= Extract provided =
--- begin ---

What are boundaries?
They are structures that support a healthy, productive life. They define you, show where you begin and end. What’s you and what’s not you. They lead a sense of ownership. They may be seen or unseen. Necessary and helpful. Boundaries exist and affect you, whether or not you communicate them.
Examples of boundaries:
- Skin
- Words – Yes/No
- Physical Distance
- Emotional Distance – Temporary boundary, not a permanent way of living
- Time – Way to regain ownership
- Personal truth
- Other people – You don’t exist in a vacuum, boundaries define you in relation to others.
Boundaries are not walls. You need to have gates to let the good in, and bad out.
The idea of boundary has a religious sense in different aspects such as historical and theological. Although I am not many fans learning from this model since it can easily go downhill to dogmatism. But it’s a very good model and explained well in the book Boundaries.

--- end ---

= Job A =
From the text on boundaries, extract the passage starting with "They are structures" and going on through "and bad out.".
= Job B =
Continue the text on personal boundaries from the point where it stops.
The records that come next are separate material, unrelated to the boundaries text.

= Data listing =
--- begin ---

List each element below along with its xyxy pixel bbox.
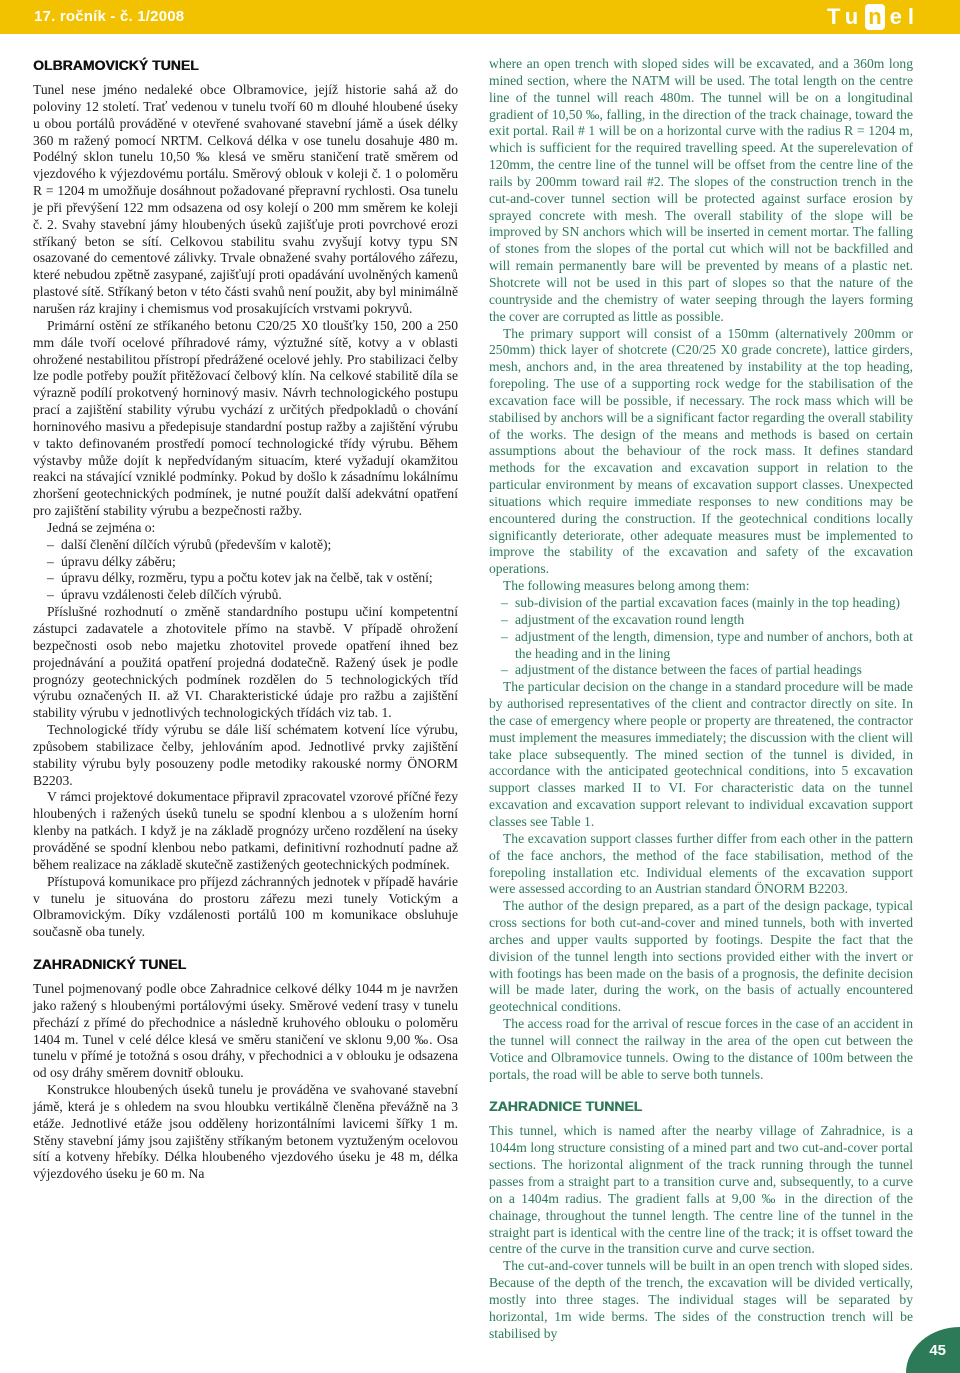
list-item: – úpravu vzdálenosti čeleb dílčích výrubů.: [33, 587, 458, 604]
list-item: – další členění dílčích výrubů (především v kalotě);: [33, 537, 458, 554]
paragraph: Primární ostění ze stříkaného betonu C20/25 X0 tloušťky 150, 200 a 250 mm dále tvoří ocelové příhradové rámy, výztužné sítě, kotvy a v oblasti ohrožené nestabilitou přístropí předrážené ocelové jehly. Pro stabilizaci čelby lze podle potřeby použít přitěžovací čelbový klín. Na celkové stabilitě díla se výrazně podílí prokotvený horninový masiv. Návrh technologického postupu prací a zajištění stability výrubu vychází z určitých předpokladů o chování horninového masivu a předepisuje standardní postup ražby a zajištění výrubu v takto definovaném prostředí pomocí technologické třídy výrubu. Během výstavby může dojít k nepředvídaným situacím, které vyžadují okamžitou reakci na stávající vzniklé podmínky. Pokud by došlo k zásadnímu lokálnímu zhoršení geotechnických podmínek, je nutné použít další adekvátní opatření pro zajištění stability výrubu a bezpečnosti ražby.: [33, 317, 458, 519]
list-item: – adjustment of the distance between the faces of partial headings: [489, 662, 913, 679]
list-item: – adjustment of the length, dimension, type and number of anchors, both at the heading and in the lining: [489, 629, 913, 663]
list-item: – úpravu délky záběru;: [33, 554, 458, 571]
logo-text-m: n: [865, 4, 884, 30]
paragraph: The access road for the arrival of rescue forces in the case of an accident in the tunnel will connect the railway in the area of the open cut between the Votice and Olbramovice tunnels. Owing to the distance of 100m between the portals, the road will be able to serve both tunnels.: [489, 1016, 913, 1082]
english-column: [489, 56, 913, 1342]
paragraph: The following measures belong among them:: [503, 578, 750, 594]
logo-text-left: Tu: [826, 4, 865, 29]
paragraph: Příslušné rozhodnutí o změně standardního postupu učiní kompetentní zástupci zadavatele a zhotovitele přímo na stavbě. V případě ohrožení bezpečnosti osob nebo majetku zhotovitel provede opatření ihned bez projednávání a použitá opatření projedná dodatečně. Ražený úsek je podle prognózy geotechnických podmínek rozdělen do 5 technologických tříd výrubu označených II. až VI. Charakteristické údaje pro ražbu a zajištění stability výrubu v jednotlivých technologických třídách viz tab. 1.: [33, 604, 458, 721]
list-item: – sub-division of the partial excavation faces (mainly in the top heading): [489, 595, 913, 612]
list-item: – adjustment of the excavation round length: [489, 612, 913, 629]
list-item: – úpravu délky, rozměru, typu a počtu kotev jak na čelbě, tak v ostění;: [33, 570, 458, 587]
paragraph: The particular decision on the change in a standard procedure will be made by authorised representatives of the client and contractor directly on site. In the case of emergency where people or property are threatened, the contractor must implement the measures immediately; the discussion with the client will take place subsequently. The mined section of the tunnel is divided, in accordance with the anticipated geotechnical conditions, into 5 excavation support classes marked II to VI. For characteristic data on the tunnel excavation and excavation support relevant to individual excavation support classes see Table 1.: [489, 679, 913, 829]
paragraph: Konstrukce hloubených úseků tunelu je prováděna ve svahované stavební jámě, která je s ohledem na svou hloubku vertikálně členěna převážně na 3 etáže. Jednotlivé etáže jsou odděleny horizontálními lavicemi šířky 1 m. Stěny stavební jámy jsou zajištěny stříkaným betonem vyztuženým ocelovou sítí a kotveny hřebíky. Délka hloubeného vjezdového úseku je 48 m, délka výjezdového úseku je 60 m. Na: [33, 1082, 458, 1182]
section-heading-zahradnice: ZAHRADNICKÝ TUNEL: [33, 956, 187, 973]
measures-list: [489, 595, 913, 679]
section-heading-zahradnice-tunnel: ZAHRADNICE TUNNEL: [489, 1098, 643, 1115]
section-heading-olbramovice: OLBRAMOVICKÝ TUNEL: [33, 57, 199, 73]
paragraph: Tunel pojmenovaný podle obce Zahradnice celkové délky 1044 m je navržen jako ražený s hloubenými portálovými úseky. Směrové vedení trasy v tunelu přechází z přímé do přechodnice a následně kruhového oblouku o poloměru 1404 m. Tunel v celé délce klesá ve směru staničení ve sklonu 9,00 ‰. Osa tunelu v přímé je totožná s osou dráhy, v přechodnici a v oblouku je odsazena od osy dráhy směrem dovnitř oblouku.: [33, 981, 458, 1081]
paragraph: Jedná se zejména o:: [47, 519, 156, 535]
tunel-logo: [827, 4, 920, 30]
paragraph: Technologické třídy výrubu se dále liší schématem kotvení líce výrubu, způsobem stabilizace čelby, jehlováním apod. Jednotlivé prvky zajištění stability výrubu byly posouzeny podle metodiky rakouské normy ÖNORM B2203.: [33, 722, 458, 788]
page-number: 45: [929, 1342, 946, 1359]
header-bar: [0, 0, 960, 34]
measures-list: [33, 537, 458, 604]
logo-text-right: el: [889, 4, 920, 29]
paragraph: where an open trench with sloped sides will be excavated, and a 360m long mined section, where the NATM will be used. The total length on the centre line of the tunnel will reach 480m. The tunnel will be on a longitudinal gradient of 10,50 ‰, falling, in the direction of the track chainage, toward the exit portal. Rail # 1 will be on a horizontal curve with the radius R = 1204 m, which is sufficient for the required travelling speed. At the superelevation of 120mm, the centre line of the tunnel will be offset from the centre line of the rails by 200mm toward rail #2. The slopes of the construction trench in the cut-and-cover tunnel section will be protected against surface erosion by sprayed concrete with mesh. The overall stability of the slope will be improved by SN anchors which will be inserted in cement mortar. The falling of stones from the slopes of the portal cut which will not be backfilled and will remain permanently bare will be prevented by means of a plastic net. Shotcrete will not be used in this part of slopes so that the nature of the countryside and the chemistry of water seeping through the layers forming the cover are corrupted as little as possible.: [489, 56, 913, 324]
issue-label: 17. ročník - č. 1/2008: [34, 8, 185, 25]
paragraph: The primary support will consist of a 150mm (alternatively 200mm or 250mm) thick layer of shotcrete (C20/25 X0 grade concrete), lattice girders, mesh, anchors and, in the area threatened by instability at the top heading, forepoling. The use of a supporting rock wedge for the stabilisation of the excavation face will be possible, if necessary. The rock mass which will be stabilised by anchors will be a significant factor regarding the overall stability of the works. The design of the means and methods is based on certain assumptions about the behaviour of the rock mass. It defines standard methods for the excavation and excavation support in relation to the particular environment by means of excavation support classes. Unexpected situations which require immediate responses to new conditions may be encountered during the construction. If the geotechnical conditions locally significantly deteriorate, other adequate measures must be implemented to improve the stability of the excavation and safety of the excavation operations.: [489, 325, 913, 577]
paragraph: Přístupová komunikace pro příjezd záchranných jednotek v případě havárie v tunelu je situována do prostoru zářezu mezi tunely Votickým a Olbramovickým. Díky vzdálenosti portálů 100 m komunikace obsluhuje současně oba tunely.: [33, 873, 458, 940]
paragraph: The excavation support classes further differ from each other in the pattern of the face anchors, the method of the face stabilisation, method of the forepoling installation etc. Individual elements of the excavation support were assessed according to an Austrian standard ÖNORM B2203.: [489, 830, 913, 897]
czech-column: [33, 56, 458, 1183]
paragraph: This tunnel, which is named after the nearby village of Zahradnice, is a 1044m long structure consisting of a mined part and two cut-and-cover portal sections. The horizontal alignment of the track running through the tunnel passes from a straight part to a transition curve and, subsequently, to a curve on a 1404m radius. The gradient falls at 9,00 ‰ in the direction of the chainage, throughout the tunnel length. The centre line of the tunnel in the straight part is identical with the centre line of the track; it is offset toward the centre of the curve in the transition curve and curve section.: [489, 1123, 913, 1257]
paragraph: The author of the design prepared, as a part of the design package, typical cross sections for both cut-and-cover and mined tunnels, both with inverted arches and upper vaults supported by footings. Despite the fact that the division of the tunnel length into sections provided either with the invert or with footings has been made on the basis of a prognosis, the definite decision will be made later, during the work, on the basis of actually encountered geotechnical conditions.: [489, 898, 913, 1015]
paragraph: Tunel nese jméno nedaleké obce Olbramovice, jejíž historie sahá až do poloviny 12 století. Trať vedenou v tunelu tvoří 60 m dlouhé hloubené úseky u obou portálů prováděné v otevřené svahované stavební jámě a úsek délky 360 m ražený pomocí NRTM. Celková délka v ose tunelu dosahuje 480 m. Podélný sklon tunelu 10,50 ‰ klesá ve směru staničení tratě směrem od vjezdového k výjezdovému portálu. Směrový oblouk v koleji č. 1 o poloměru R = 1204 m umožňuje dosáhnout požadované přepravní rychlosti. Osa tunelu je při převýšení 122 mm odsazena od osy kolejí o 200 mm směrem ke koleji č. 2. Svahy stavební jámy hloubených úseků zajišťuje proti povrchové erozi stříkaný beton se sítí. Celkovou stabilitu svahu zvyšují kotvy typu SN osazované do cementové zálivky. Trvale obnažené svahy portálového zářezu, které nebudou zpětně zasypané, zajišťují proti opadávání uvolněných kamenů plastové sítě. Stříkaný beton v této části svahů není použit, aby byl minimálně narušen ráz krajiny i chemismus vod prosakujících vrstvami pokryvů.: [33, 82, 458, 316]
paragraph: The cut-and-cover tunnels will be built in an open trench with sloped sides. Because of the depth of the trench, the excavation will be divided vertically, mostly into three stages. The individual stages will be separated by horizontal, 1m wide berms. The sides of the construction trench will be stabilised by: [489, 1258, 913, 1341]
paragraph: V rámci projektové dokumentace připravil zpracovatel vzorové příčné řezy hloubených i ražených úseků tunelu se spodní klenbou a s uložením horní klenby na patkách. I když je na základě prognózy určeno rozdělení na úseky prováděné se spodní klenbou nebo patkami, definitivní rozhodnutí padne až během realizace na základě skutečně zastižených geotechnických podmínek.: [33, 789, 458, 872]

--- end ---

= Reply A =
They are structures that support a healthy, productive life. They define you, show where you begin and end. What’s you and what’s not you. They lead a sense of ownership. They may be seen or unseen. Necessary and helpful. Boundaries exist and affect you, whether or not you communicate them.
Examples of boundaries:
- Skin
- Words – Yes/No
- Physical Distance
- Emotional Distance – Temporary boundary, not a permanent way of living
- Time – Way to regain ownership
- Personal truth
- Other people – You don’t exist in a vacuum, boundaries define you in relation to others.
Boundaries are not walls. You need to have gates to let the good in, and bad out.

= Reply B =
Examples whats within boundaries:
- Internal limits
- Values
- Choices
- Thoughts
- Attitude and beliefs
- Behaviors
- Love and Desires – Though many desires masquerade as the real thing
People with boundary problems often come from dysfunctional families since childhood. Like an alien from another planet comes to visit earth. He might end up in jail or killed very fast, oblivious of why. He is not familiar with proper and healthy interacting. He may have good intentions but still doesn’t know that he needs to pay the bill after eating Shawarma.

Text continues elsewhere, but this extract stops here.